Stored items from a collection
==================================================

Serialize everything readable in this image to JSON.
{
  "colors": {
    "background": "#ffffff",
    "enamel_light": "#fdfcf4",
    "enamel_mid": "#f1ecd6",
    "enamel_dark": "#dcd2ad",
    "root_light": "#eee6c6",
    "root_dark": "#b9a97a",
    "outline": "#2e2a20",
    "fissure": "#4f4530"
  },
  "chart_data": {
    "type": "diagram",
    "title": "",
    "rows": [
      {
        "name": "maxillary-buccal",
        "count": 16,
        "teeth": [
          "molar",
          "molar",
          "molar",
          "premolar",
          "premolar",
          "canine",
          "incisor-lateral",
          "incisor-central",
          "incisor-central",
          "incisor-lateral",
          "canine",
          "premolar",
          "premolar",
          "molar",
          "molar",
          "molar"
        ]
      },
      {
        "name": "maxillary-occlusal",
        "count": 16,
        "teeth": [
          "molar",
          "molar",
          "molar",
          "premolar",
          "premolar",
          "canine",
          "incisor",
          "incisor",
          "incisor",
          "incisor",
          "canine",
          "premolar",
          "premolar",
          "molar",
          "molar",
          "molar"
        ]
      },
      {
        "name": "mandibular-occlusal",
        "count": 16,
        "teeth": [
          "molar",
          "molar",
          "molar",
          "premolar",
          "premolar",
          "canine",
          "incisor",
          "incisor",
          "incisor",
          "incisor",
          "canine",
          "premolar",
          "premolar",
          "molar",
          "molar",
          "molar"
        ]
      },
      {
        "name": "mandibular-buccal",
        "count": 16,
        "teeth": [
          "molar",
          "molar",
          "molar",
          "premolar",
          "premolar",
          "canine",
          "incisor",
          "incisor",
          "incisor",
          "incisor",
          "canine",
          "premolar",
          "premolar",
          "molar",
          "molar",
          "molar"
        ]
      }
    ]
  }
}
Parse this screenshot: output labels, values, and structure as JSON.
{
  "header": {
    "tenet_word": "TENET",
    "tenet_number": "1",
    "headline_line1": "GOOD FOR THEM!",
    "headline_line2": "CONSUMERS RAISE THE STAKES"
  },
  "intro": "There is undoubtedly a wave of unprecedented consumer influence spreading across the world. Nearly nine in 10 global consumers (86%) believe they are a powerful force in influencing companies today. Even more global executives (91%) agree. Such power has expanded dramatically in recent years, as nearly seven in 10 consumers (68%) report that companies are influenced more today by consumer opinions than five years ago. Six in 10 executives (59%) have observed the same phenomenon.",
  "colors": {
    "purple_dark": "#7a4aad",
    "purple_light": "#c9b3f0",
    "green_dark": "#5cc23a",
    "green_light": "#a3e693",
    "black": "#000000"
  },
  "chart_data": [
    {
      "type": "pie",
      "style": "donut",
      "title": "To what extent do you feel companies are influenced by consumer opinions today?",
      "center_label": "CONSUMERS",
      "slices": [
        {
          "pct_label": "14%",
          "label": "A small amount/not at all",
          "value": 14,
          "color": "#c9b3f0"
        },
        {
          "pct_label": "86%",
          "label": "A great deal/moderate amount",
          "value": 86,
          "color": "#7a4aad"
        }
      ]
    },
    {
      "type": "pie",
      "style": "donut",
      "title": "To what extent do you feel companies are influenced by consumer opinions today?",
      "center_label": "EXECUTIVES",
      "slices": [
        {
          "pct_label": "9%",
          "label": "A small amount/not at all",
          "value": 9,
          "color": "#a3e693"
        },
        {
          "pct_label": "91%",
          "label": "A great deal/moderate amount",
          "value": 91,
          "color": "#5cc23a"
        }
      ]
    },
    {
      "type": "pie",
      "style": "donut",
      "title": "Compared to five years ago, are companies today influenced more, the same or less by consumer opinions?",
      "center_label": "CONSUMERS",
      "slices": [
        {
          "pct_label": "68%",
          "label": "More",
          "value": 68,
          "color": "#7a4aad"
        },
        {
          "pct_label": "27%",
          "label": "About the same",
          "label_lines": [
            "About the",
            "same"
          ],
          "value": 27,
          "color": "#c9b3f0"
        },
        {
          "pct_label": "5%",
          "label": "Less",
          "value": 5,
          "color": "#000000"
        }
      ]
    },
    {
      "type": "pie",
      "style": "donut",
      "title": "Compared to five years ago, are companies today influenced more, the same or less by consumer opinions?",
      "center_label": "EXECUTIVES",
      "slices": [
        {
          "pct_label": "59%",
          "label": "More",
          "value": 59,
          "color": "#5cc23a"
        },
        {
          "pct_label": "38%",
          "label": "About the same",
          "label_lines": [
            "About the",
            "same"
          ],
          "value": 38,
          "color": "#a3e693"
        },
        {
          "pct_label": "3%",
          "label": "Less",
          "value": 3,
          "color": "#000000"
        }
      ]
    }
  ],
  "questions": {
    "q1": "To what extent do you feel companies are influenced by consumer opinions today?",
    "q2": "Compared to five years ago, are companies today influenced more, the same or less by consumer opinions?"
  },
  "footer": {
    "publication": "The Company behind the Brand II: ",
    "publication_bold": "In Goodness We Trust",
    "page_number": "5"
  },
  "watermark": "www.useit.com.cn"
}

==================================================

Exactly reproduce the material above.

Serialize everything readable in this image to JSON.
{
  "colors": {
    "background": "#ffffff",
    "enamel_light": "#fdfcf4",
    "enamel_mid": "#f1ecd6",
    "enamel_dark": "#dcd2ad",
    "root_light": "#eee6c6",
    "root_dark": "#b9a97a",
    "outline": "#2e2a20",
    "fissure": "#4f4530"
  },
  "chart_data": {
    "type": "diagram",
    "title": "",
    "rows": [
      {
        "name": "maxillary-buccal",
        "count": 16,
        "teeth": [
          "molar",
          "molar",
          "molar",
          "premolar",
          "premolar",
          "canine",
          "incisor-lateral",
          "incisor-central",
          "incisor-central",
          "incisor-lateral",
          "canine",
          "premolar",
          "premolar",
          "molar",
          "molar",
          "molar"
        ]
      },
      {
        "name": "maxillary-occlusal",
        "count": 16,
        "teeth": [
          "molar",
          "molar",
          "molar",
          "premolar",
          "premolar",
          "canine",
          "incisor",
          "incisor",
          "incisor",
          "incisor",
          "canine",
          "premolar",
          "premolar",
          "molar",
          "molar",
          "molar"
        ]
      },
      {
        "name": "mandibular-occlusal",
        "count": 16,
        "teeth": [
          "molar",
          "molar",
          "molar",
          "premolar",
          "premolar",
          "canine",
          "incisor",
          "incisor",
          "incisor",
          "incisor",
          "canine",
          "premolar",
          "premolar",
          "molar",
          "molar",
          "molar"
        ]
      },
      {
        "name": "mandibular-buccal",
        "count": 16,
        "teeth": [
          "molar",
          "molar",
          "molar",
          "premolar",
          "premolar",
          "canine",
          "incisor",
          "incisor",
          "incisor",
          "incisor",
          "canine",
          "premolar",
          "premolar",
          "molar",
          "molar",
          "molar"
        ]
      }
    ]
  }
}
Parse this screenshot: output labels, values, and structure as JSON.
{
  "header": {
    "tenet_word": "TENET",
    "tenet_number": "1",
    "headline_line1": "GOOD FOR THEM!",
    "headline_line2": "CONSUMERS RAISE THE STAKES"
  },
  "intro": "There is undoubtedly a wave of unprecedented consumer influence spreading across the world. Nearly nine in 10 global consumers (86%) believe they are a powerful force in influencing companies today. Even more global executives (91%) agree. Such power has expanded dramatically in recent years, as nearly seven in 10 consumers (68%) report that companies are influenced more today by consumer opinions than five years ago. Six in 10 executives (59%) have observed the same phenomenon.",
  "colors": {
    "purple_dark": "#7a4aad",
    "purple_light": "#c9b3f0",
    "green_dark": "#5cc23a",
    "green_light": "#a3e693",
    "black": "#000000"
  },
  "chart_data": [
    {
      "type": "pie",
      "style": "donut",
      "title": "To what extent do you feel companies are influenced by consumer opinions today?",
      "center_label": "CONSUMERS",
      "slices": [
        {
          "pct_label": "14%",
          "label": "A small amount/not at all",
          "value": 14,
          "color": "#c9b3f0"
        },
        {
          "pct_label": "86%",
          "label": "A great deal/moderate amount",
          "value": 86,
          "color": "#7a4aad"
        }
      ]
    },
    {
      "type": "pie",
      "style": "donut",
      "title": "To what extent do you feel companies are influenced by consumer opinions today?",
      "center_label": "EXECUTIVES",
      "slices": [
        {
          "pct_label": "9%",
          "label": "A small amount/not at all",
          "value": 9,
          "color": "#a3e693"
        },
        {
          "pct_label": "91%",
          "label": "A great deal/moderate amount",
          "value": 91,
          "color": "#5cc23a"
        }
      ]
    },
    {
      "type": "pie",
      "style": "donut",
      "title": "Compared to five years ago, are companies today influenced more, the same or less by consumer opinions?",
      "center_label": "CONSUMERS",
      "slices": [
        {
          "pct_label": "68%",
          "label": "More",
          "value": 68,
          "color": "#7a4aad"
        },
        {
          "pct_label": "27%",
          "label": "About the same",
          "label_lines": [
            "About the",
            "same"
          ],
          "value": 27,
          "color": "#c9b3f0"
        },
        {
          "pct_label": "5%",
          "label": "Less",
          "value": 5,
          "color": "#000000"
        }
      ]
    },
    {
      "type": "pie",
      "style": "donut",
      "title": "Compared to five years ago, are companies today influenced more, the same or less by consumer opinions?",
      "center_label": "EXECUTIVES",
      "slices": [
        {
          "pct_label": "59%",
          "label": "More",
          "value": 59,
          "color": "#5cc23a"
        },
        {
          "pct_label": "38%",
          "label": "About the same",
          "label_lines": [
            "About the",
            "same"
          ],
          "value": 38,
          "color": "#a3e693"
        },
        {
          "pct_label": "3%",
          "label": "Less",
          "value": 3,
          "color": "#000000"
        }
      ]
    }
  ],
  "questions": {
    "q1": "To what extent do you feel companies are influenced by consumer opinions today?",
    "q2": "Compared to five years ago, are companies today influenced more, the same or less by consumer opinions?"
  },
  "footer": {
    "publication": "The Company behind the Brand II: ",
    "publication_bold": "In Goodness We Trust",
    "page_number": "5"
  },
  "watermark": "www.useit.com.cn"
}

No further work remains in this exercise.